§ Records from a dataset
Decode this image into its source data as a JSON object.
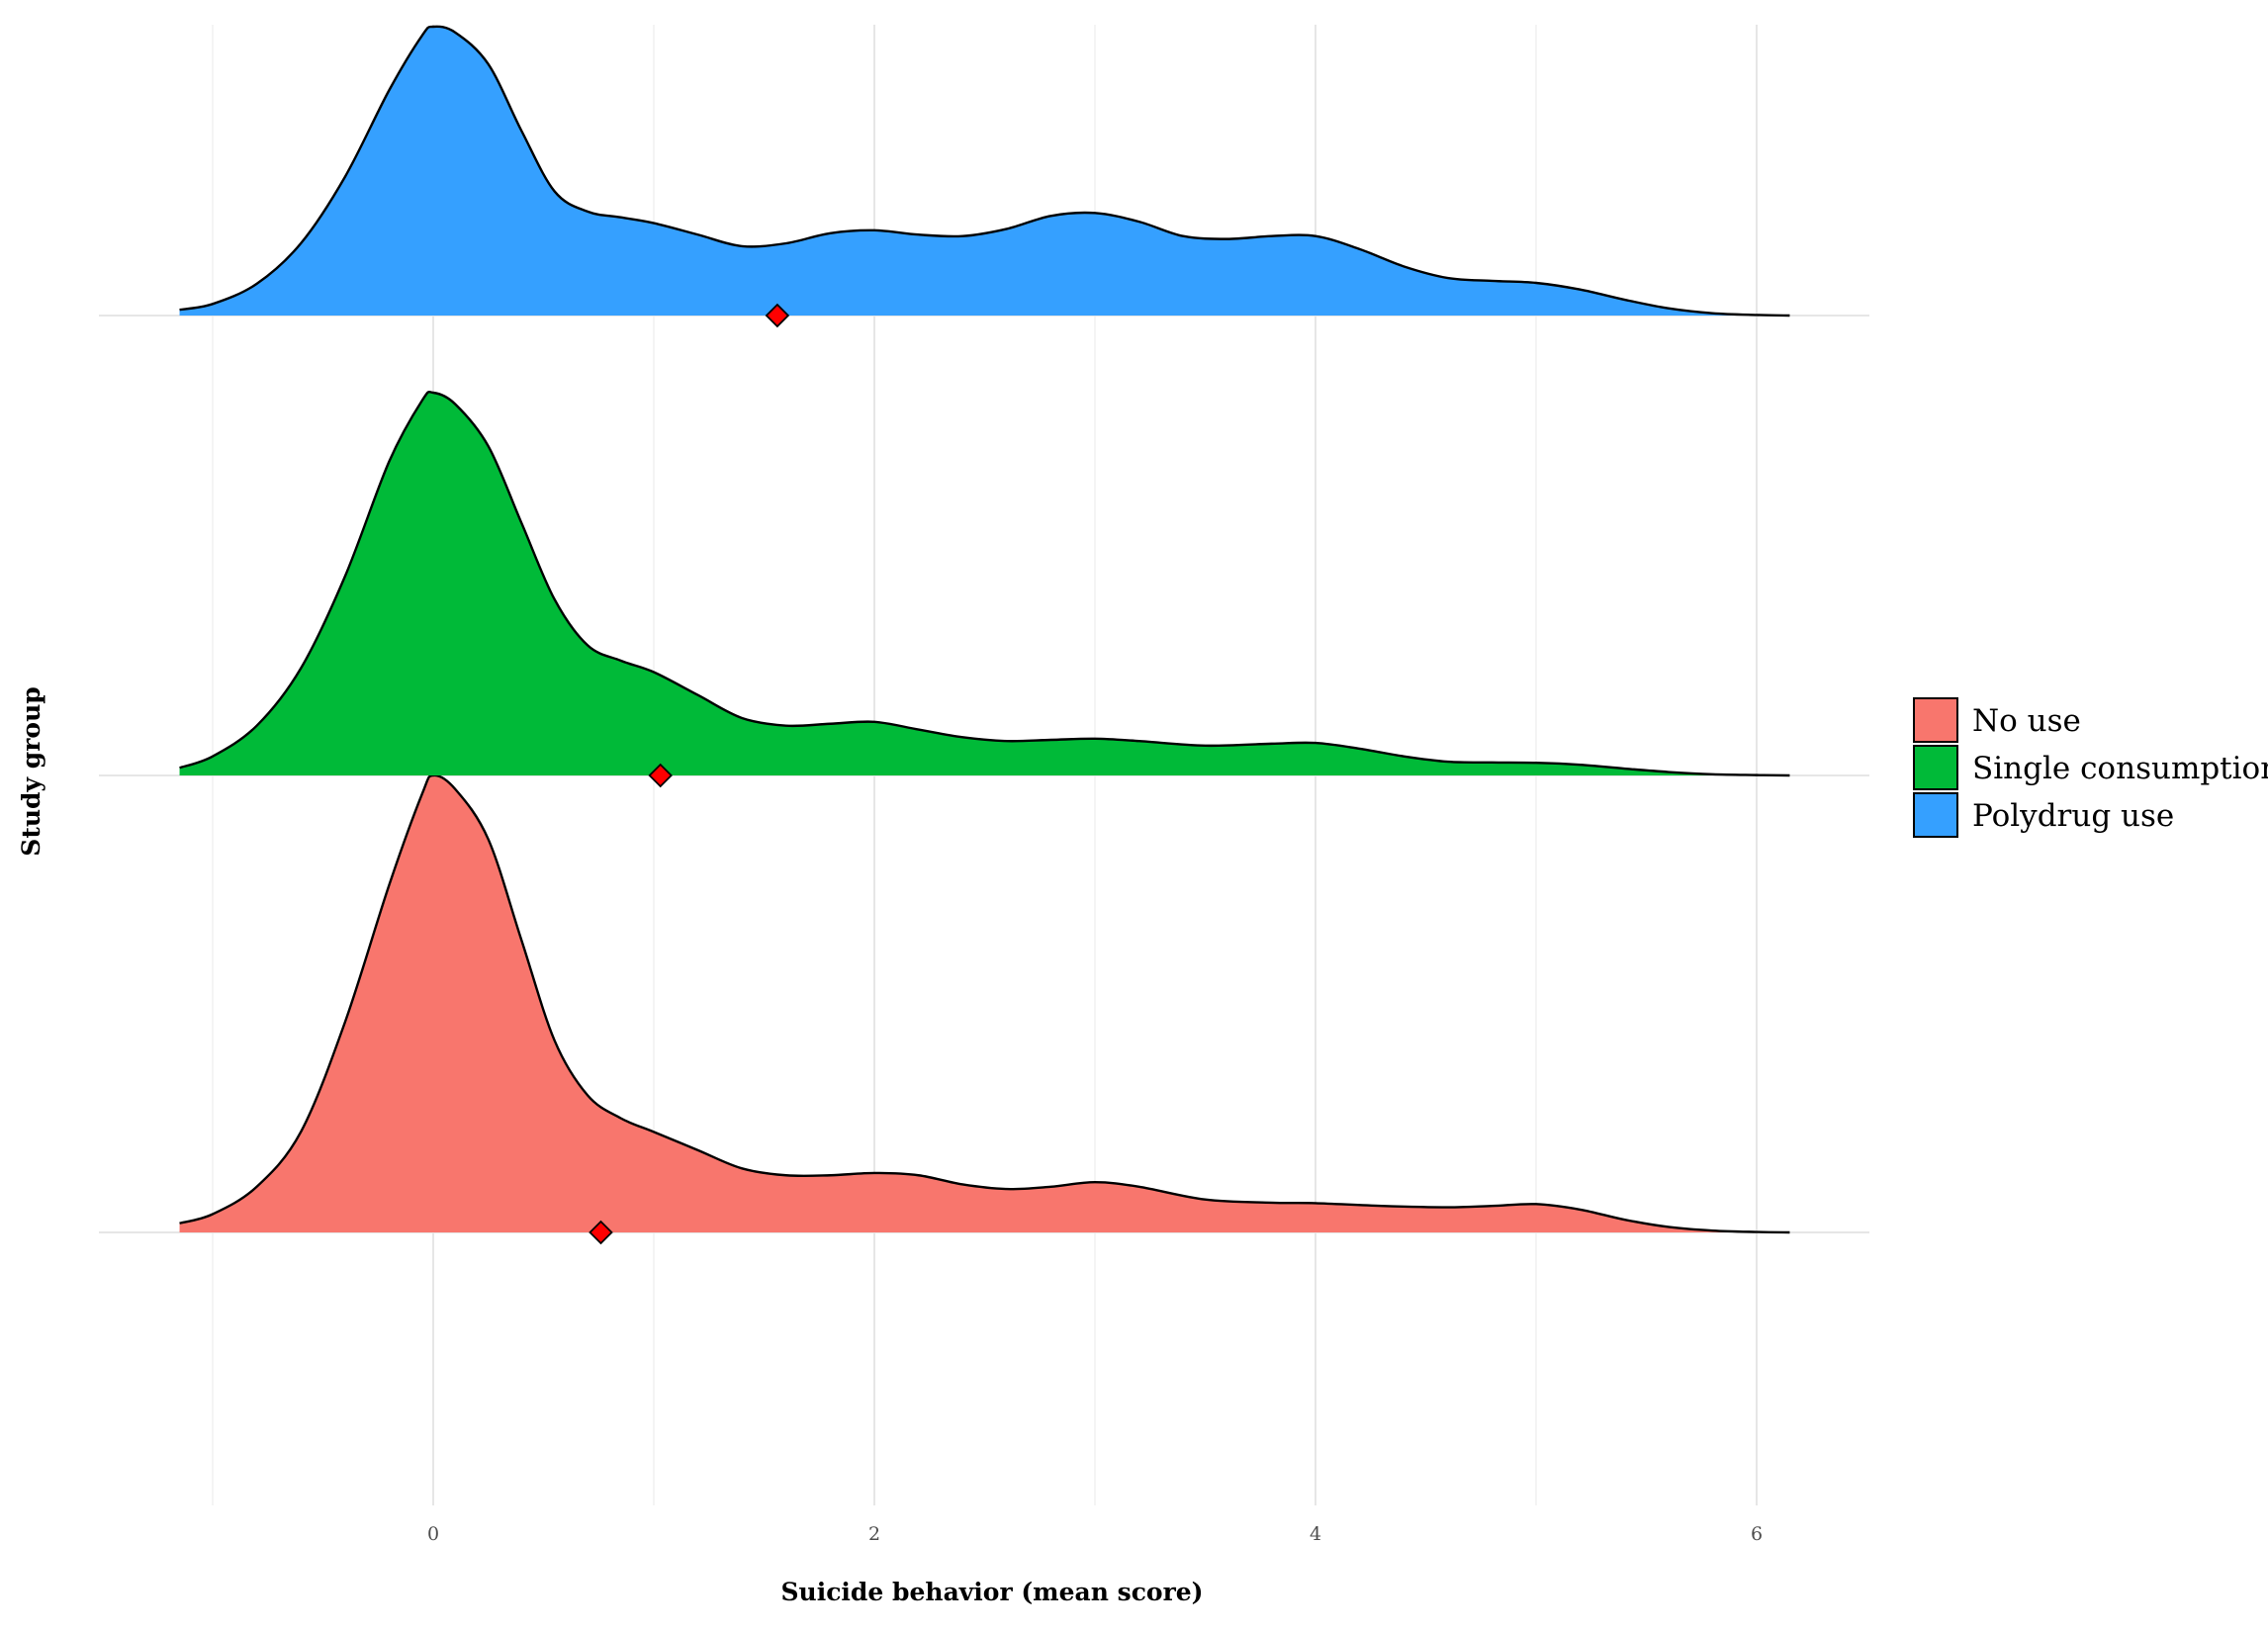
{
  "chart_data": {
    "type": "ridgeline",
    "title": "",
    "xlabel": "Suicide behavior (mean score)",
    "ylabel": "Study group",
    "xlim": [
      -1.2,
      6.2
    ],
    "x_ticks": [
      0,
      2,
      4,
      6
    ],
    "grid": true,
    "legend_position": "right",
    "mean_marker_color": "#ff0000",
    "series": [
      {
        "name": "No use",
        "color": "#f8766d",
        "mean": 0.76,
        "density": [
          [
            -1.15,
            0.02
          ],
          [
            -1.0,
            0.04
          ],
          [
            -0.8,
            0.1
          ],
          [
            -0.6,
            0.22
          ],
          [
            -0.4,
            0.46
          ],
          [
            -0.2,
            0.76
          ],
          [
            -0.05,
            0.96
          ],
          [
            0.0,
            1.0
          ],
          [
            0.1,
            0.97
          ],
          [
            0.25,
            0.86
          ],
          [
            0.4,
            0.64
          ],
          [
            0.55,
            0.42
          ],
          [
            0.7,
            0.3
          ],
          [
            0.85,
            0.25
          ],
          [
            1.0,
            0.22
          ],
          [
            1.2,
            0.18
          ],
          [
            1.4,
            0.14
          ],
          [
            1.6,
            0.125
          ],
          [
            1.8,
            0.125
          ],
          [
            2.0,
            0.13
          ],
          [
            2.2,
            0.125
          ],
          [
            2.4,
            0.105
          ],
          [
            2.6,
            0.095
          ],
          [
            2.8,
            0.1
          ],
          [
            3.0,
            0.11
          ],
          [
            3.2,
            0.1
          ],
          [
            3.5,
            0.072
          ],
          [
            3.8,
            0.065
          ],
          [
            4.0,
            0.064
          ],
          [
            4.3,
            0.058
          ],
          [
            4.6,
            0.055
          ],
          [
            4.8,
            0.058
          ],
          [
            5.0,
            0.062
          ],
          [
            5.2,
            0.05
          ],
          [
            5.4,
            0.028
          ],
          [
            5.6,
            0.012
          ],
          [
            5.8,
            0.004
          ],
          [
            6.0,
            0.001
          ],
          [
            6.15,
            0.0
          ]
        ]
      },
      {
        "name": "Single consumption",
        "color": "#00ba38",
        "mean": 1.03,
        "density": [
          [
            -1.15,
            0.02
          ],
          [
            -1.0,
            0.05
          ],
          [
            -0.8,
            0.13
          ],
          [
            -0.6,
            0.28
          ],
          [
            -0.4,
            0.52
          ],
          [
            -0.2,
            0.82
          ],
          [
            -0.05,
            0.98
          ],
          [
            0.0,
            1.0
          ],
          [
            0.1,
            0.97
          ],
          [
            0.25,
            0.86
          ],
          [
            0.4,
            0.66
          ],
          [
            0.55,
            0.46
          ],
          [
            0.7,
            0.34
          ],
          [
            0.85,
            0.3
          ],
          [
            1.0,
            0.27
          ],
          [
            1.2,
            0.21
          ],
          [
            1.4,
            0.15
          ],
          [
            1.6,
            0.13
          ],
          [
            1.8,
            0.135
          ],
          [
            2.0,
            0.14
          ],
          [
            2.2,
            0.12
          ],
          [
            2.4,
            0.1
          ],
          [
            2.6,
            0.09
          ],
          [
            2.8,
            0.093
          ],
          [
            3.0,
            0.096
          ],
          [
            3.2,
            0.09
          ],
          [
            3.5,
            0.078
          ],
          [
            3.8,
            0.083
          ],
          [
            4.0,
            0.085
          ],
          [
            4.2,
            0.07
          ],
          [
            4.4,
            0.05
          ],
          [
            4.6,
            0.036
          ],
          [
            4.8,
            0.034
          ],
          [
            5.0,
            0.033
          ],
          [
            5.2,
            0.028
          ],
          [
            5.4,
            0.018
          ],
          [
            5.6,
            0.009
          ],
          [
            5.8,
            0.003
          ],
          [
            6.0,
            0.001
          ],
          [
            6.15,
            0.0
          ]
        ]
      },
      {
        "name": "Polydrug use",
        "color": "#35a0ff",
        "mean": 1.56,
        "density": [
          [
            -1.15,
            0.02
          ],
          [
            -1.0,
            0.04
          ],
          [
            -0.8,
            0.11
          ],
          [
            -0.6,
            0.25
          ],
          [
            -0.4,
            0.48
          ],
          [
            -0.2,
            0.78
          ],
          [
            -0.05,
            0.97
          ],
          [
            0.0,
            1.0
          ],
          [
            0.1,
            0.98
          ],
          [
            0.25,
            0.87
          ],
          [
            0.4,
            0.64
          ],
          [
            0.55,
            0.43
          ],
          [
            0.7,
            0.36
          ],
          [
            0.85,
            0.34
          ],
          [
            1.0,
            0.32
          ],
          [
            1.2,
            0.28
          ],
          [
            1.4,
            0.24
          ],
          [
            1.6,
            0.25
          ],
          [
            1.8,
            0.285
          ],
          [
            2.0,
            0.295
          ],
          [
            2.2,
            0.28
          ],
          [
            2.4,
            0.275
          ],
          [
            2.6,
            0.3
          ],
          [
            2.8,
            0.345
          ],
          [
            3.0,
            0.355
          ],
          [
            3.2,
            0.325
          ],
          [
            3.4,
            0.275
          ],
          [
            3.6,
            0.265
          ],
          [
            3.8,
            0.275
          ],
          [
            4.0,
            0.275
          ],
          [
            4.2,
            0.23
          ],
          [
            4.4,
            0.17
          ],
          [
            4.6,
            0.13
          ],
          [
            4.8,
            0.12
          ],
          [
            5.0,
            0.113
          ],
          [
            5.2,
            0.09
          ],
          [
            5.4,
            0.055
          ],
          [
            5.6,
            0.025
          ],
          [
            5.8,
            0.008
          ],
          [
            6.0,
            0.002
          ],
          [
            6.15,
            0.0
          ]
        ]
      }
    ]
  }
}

---

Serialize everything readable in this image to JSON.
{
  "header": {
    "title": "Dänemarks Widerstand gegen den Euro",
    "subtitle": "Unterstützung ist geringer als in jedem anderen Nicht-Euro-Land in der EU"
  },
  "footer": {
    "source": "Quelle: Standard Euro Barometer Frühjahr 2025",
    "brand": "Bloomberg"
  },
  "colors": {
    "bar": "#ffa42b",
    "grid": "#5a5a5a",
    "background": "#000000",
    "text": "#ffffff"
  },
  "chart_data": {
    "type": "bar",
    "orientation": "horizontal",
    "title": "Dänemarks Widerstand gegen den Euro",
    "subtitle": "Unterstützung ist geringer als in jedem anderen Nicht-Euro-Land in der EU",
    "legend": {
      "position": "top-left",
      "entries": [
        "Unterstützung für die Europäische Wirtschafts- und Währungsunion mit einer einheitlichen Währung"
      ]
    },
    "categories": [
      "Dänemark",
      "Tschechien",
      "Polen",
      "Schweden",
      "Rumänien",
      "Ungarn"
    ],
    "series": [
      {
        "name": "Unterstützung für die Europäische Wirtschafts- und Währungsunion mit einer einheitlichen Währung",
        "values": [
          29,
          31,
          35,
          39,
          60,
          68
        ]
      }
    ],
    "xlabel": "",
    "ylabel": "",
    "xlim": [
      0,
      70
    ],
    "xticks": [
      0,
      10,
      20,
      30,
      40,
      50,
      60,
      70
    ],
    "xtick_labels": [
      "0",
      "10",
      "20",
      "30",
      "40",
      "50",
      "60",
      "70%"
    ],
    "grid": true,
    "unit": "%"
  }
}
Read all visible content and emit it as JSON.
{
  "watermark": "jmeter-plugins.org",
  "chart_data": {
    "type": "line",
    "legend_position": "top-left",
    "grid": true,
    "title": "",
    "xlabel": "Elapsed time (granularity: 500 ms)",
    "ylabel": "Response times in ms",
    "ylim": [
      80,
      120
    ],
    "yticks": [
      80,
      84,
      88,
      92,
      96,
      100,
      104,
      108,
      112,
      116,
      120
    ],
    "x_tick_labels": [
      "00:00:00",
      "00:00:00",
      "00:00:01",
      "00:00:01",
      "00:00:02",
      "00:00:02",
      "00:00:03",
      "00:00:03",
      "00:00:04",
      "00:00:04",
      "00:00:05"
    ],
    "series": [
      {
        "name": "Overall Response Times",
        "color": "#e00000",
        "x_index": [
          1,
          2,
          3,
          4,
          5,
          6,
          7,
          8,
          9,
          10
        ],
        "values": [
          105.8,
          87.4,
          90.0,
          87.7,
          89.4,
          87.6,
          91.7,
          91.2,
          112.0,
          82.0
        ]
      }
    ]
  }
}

--

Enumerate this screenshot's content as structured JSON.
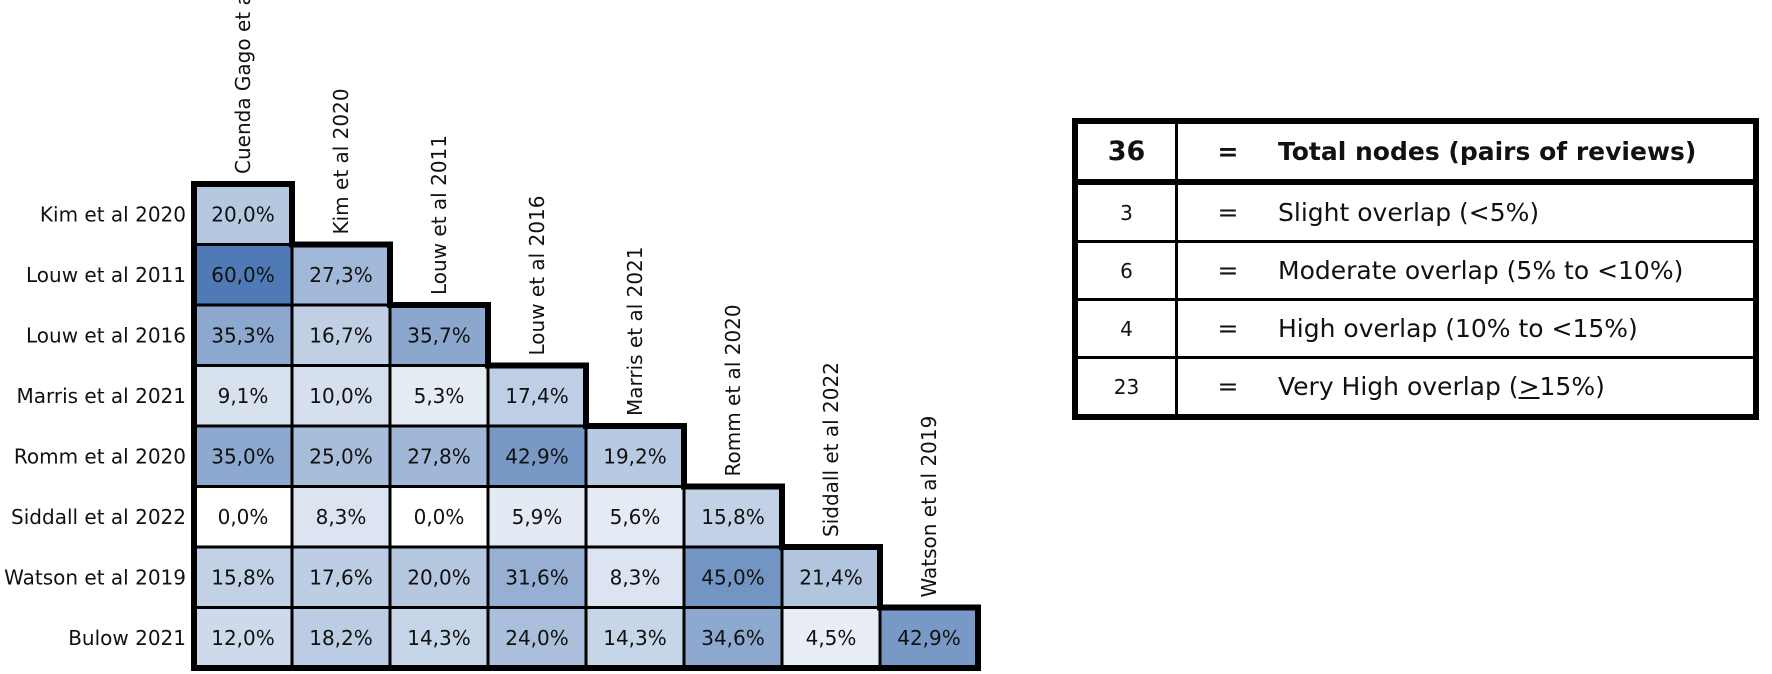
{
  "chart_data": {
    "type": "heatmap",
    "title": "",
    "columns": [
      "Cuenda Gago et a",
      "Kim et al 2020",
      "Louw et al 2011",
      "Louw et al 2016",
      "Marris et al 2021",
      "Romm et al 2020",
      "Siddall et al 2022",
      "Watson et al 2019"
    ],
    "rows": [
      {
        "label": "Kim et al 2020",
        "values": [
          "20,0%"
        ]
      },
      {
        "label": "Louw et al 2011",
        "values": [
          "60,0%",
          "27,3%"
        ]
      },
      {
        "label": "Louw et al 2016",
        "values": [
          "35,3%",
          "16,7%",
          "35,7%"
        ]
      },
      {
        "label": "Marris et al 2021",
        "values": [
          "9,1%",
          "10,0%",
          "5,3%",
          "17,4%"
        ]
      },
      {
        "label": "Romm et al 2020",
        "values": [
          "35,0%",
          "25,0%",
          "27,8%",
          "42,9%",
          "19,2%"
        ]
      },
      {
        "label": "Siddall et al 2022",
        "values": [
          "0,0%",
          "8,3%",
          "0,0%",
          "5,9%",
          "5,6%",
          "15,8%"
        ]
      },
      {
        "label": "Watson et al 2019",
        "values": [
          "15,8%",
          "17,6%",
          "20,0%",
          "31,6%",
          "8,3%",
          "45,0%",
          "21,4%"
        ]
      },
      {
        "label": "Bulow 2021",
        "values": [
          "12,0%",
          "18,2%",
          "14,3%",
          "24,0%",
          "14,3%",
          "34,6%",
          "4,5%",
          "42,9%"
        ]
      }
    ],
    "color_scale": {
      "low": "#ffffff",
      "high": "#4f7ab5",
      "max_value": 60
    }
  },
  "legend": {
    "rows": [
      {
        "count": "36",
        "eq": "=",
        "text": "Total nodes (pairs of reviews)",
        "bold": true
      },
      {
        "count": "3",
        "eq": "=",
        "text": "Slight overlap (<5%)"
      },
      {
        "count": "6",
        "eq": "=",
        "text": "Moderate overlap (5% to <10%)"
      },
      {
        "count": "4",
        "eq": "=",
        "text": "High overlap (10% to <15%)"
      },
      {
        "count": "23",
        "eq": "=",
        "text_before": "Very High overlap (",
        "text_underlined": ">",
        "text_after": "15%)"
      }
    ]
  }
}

§ Required work
Check each line above for "count" and return the ones that have it.

§ The output
        "count": "36",
        "count": "3",
        "count": "6",
        "count": "4",
        "count": "23",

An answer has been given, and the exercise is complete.